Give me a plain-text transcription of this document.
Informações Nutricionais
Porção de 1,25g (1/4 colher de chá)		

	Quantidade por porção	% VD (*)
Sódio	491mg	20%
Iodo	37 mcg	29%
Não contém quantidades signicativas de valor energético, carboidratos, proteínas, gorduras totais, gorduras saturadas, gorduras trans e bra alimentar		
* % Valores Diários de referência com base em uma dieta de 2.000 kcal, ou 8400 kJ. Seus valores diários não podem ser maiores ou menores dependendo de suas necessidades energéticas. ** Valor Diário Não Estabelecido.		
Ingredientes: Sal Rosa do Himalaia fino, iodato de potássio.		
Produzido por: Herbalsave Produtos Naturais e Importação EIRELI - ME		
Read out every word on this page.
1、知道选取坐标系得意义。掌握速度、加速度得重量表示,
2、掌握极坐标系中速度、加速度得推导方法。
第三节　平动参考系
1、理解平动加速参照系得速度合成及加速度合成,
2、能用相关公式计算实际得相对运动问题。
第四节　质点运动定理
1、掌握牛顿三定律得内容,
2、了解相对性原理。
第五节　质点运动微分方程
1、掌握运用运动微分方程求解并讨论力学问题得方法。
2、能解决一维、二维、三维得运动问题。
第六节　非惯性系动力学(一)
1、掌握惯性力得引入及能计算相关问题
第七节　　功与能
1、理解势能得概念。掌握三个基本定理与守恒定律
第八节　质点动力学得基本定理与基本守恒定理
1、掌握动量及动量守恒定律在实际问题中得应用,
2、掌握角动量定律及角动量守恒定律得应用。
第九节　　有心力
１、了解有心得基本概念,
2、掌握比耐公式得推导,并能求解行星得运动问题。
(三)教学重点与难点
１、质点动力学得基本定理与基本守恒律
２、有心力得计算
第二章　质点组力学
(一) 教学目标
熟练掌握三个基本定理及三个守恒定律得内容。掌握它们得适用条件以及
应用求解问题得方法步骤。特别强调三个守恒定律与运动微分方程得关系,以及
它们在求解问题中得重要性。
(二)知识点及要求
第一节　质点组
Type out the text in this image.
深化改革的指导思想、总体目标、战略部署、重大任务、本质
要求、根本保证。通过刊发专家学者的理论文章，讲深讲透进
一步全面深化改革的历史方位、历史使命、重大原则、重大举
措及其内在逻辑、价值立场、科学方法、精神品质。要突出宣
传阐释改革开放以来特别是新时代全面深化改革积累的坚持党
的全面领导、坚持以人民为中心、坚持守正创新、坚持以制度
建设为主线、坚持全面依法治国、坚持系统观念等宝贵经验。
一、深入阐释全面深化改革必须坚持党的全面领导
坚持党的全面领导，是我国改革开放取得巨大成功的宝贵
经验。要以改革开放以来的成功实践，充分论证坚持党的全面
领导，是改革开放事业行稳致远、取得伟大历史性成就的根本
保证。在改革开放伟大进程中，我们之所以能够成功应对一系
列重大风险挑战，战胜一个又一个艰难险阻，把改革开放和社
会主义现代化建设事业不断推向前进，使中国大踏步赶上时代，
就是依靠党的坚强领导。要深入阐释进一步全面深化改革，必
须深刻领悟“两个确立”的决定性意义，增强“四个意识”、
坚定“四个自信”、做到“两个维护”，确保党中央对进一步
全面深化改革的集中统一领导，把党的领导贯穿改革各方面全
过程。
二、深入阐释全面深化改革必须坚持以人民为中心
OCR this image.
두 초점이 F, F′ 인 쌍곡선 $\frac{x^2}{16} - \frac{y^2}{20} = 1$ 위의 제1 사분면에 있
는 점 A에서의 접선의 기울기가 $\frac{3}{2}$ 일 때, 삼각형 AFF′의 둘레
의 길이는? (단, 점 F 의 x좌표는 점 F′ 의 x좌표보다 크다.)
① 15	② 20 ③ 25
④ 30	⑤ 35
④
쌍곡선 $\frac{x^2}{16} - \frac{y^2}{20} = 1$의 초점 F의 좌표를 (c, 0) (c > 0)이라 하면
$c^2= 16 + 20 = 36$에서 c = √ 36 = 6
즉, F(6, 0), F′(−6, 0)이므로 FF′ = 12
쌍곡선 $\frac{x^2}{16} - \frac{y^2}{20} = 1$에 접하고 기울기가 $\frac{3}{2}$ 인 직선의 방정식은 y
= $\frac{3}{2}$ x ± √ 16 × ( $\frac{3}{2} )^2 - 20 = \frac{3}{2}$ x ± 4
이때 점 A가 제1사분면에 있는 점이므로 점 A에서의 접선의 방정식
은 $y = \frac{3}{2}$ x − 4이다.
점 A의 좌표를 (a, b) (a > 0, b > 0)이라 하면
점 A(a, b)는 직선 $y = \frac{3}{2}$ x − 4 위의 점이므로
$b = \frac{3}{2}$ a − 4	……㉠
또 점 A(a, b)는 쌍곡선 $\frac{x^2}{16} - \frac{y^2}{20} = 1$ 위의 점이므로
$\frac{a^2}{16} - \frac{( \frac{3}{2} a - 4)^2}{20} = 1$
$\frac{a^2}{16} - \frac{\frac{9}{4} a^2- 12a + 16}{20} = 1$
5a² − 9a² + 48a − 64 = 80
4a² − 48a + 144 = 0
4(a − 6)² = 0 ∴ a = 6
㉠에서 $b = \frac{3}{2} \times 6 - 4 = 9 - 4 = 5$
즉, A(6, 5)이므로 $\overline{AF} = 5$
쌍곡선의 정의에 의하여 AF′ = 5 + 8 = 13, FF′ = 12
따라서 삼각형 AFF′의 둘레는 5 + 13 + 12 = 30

What you will do | Extract each record, keeping it identical to the original.

Full output |
Give me a plain-text transcription of this document.
Informações Nutricionais
Porção de 1,25g (1/4 colher de chá)		

	Quantidade por porção	% VD (*)
Sódio	491mg	20%
Iodo	37 mcg	29%
Não contém quantidades signicativas de valor energético, carboidratos, proteínas, gorduras totais, gorduras saturadas, gorduras trans e bra alimentar		
* % Valores Diários de referência com base em uma dieta de 2.000 kcal, ou 8400 kJ. Seus valores diários não podem ser maiores ou menores dependendo de suas necessidades energéticas. ** Valor Diário Não Estabelecido.		
Ingredientes: Sal Rosa do Himalaia fino, iodato de potássio.		
Produzido por: Herbalsave Produtos Naturais e Importação EIRELI - ME		
Read out every word on this page.
1、知道选取坐标系得意义。掌握速度、加速度得重量表示,
2、掌握极坐标系中速度、加速度得推导方法。
第三节　平动参考系
1、理解平动加速参照系得速度合成及加速度合成,
2、能用相关公式计算实际得相对运动问题。
第四节　质点运动定理
1、掌握牛顿三定律得内容,
2、了解相对性原理。
第五节　质点运动微分方程
1、掌握运用运动微分方程求解并讨论力学问题得方法。
2、能解决一维、二维、三维得运动问题。
第六节　非惯性系动力学(一)
1、掌握惯性力得引入及能计算相关问题
第七节　　功与能
1、理解势能得概念。掌握三个基本定理与守恒定律
第八节　质点动力学得基本定理与基本守恒定理
1、掌握动量及动量守恒定律在实际问题中得应用,
2、掌握角动量定律及角动量守恒定律得应用。
第九节　　有心力
１、了解有心得基本概念,
2、掌握比耐公式得推导,并能求解行星得运动问题。
(三)教学重点与难点
１、质点动力学得基本定理与基本守恒律
２、有心力得计算
第二章　质点组力学
(一) 教学目标
熟练掌握三个基本定理及三个守恒定律得内容。掌握它们得适用条件以及
应用求解问题得方法步骤。特别强调三个守恒定律与运动微分方程得关系,以及
它们在求解问题中得重要性。
(二)知识点及要求
第一节　质点组
Type out the text in this image.
深化改革的指导思想、总体目标、战略部署、重大任务、本质
要求、根本保证。通过刊发专家学者的理论文章，讲深讲透进
一步全面深化改革的历史方位、历史使命、重大原则、重大举
措及其内在逻辑、价值立场、科学方法、精神品质。要突出宣
传阐释改革开放以来特别是新时代全面深化改革积累的坚持党
的全面领导、坚持以人民为中心、坚持守正创新、坚持以制度
建设为主线、坚持全面依法治国、坚持系统观念等宝贵经验。
一、深入阐释全面深化改革必须坚持党的全面领导
坚持党的全面领导，是我国改革开放取得巨大成功的宝贵
经验。要以改革开放以来的成功实践，充分论证坚持党的全面
领导，是改革开放事业行稳致远、取得伟大历史性成就的根本
保证。在改革开放伟大进程中，我们之所以能够成功应对一系
列重大风险挑战，战胜一个又一个艰难险阻，把改革开放和社
会主义现代化建设事业不断推向前进，使中国大踏步赶上时代，
就是依靠党的坚强领导。要深入阐释进一步全面深化改革，必
须深刻领悟“两个确立”的决定性意义，增强“四个意识”、
坚定“四个自信”、做到“两个维护”，确保党中央对进一步
全面深化改革的集中统一领导，把党的领导贯穿改革各方面全
过程。
二、深入阐释全面深化改革必须坚持以人民为中心
OCR this image.
두 초점이 F, F′ 인 쌍곡선 $\frac{x^2}{16} - \frac{y^2}{20} = 1$ 위의 제1 사분면에 있
는 점 A에서의 접선의 기울기가 $\frac{3}{2}$ 일 때, 삼각형 AFF′의 둘레
의 길이는? (단, 점 F 의 x좌표는 점 F′ 의 x좌표보다 크다.)
① 15	② 20 ③ 25
④ 30	⑤ 35
④
쌍곡선 $\frac{x^2}{16} - \frac{y^2}{20} = 1$의 초점 F의 좌표를 (c, 0) (c > 0)이라 하면
$c^2= 16 + 20 = 36$에서 c = √ 36 = 6
즉, F(6, 0), F′(−6, 0)이므로 FF′ = 12
쌍곡선 $\frac{x^2}{16} - \frac{y^2}{20} = 1$에 접하고 기울기가 $\frac{3}{2}$ 인 직선의 방정식은 y
= $\frac{3}{2}$ x ± √ 16 × ( $\frac{3}{2} )^2 - 20 = \frac{3}{2}$ x ± 4
이때 점 A가 제1사분면에 있는 점이므로 점 A에서의 접선의 방정식
은 $y = \frac{3}{2}$ x − 4이다.
점 A의 좌표를 (a, b) (a > 0, b > 0)이라 하면
점 A(a, b)는 직선 $y = \frac{3}{2}$ x − 4 위의 점이므로
$b = \frac{3}{2}$ a − 4	……㉠
또 점 A(a, b)는 쌍곡선 $\frac{x^2}{16} - \frac{y^2}{20} = 1$ 위의 점이므로
$\frac{a^2}{16} - \frac{( \frac{3}{2} a - 4)^2}{20} = 1$
$\frac{a^2}{16} - \frac{\frac{9}{4} a^2- 12a + 16}{20} = 1$
5a² − 9a² + 48a − 64 = 80
4a² − 48a + 144 = 0
4(a − 6)² = 0 ∴ a = 6
㉠에서 $b = \frac{3}{2} \times 6 - 4 = 9 - 4 = 5$
즉, A(6, 5)이므로 $\overline{AF} = 5$
쌍곡선의 정의에 의하여 AF′ = 5 + 8 = 13, FF′ = 12
따라서 삼각형 AFF′의 둘레는 5 + 13 + 12 = 30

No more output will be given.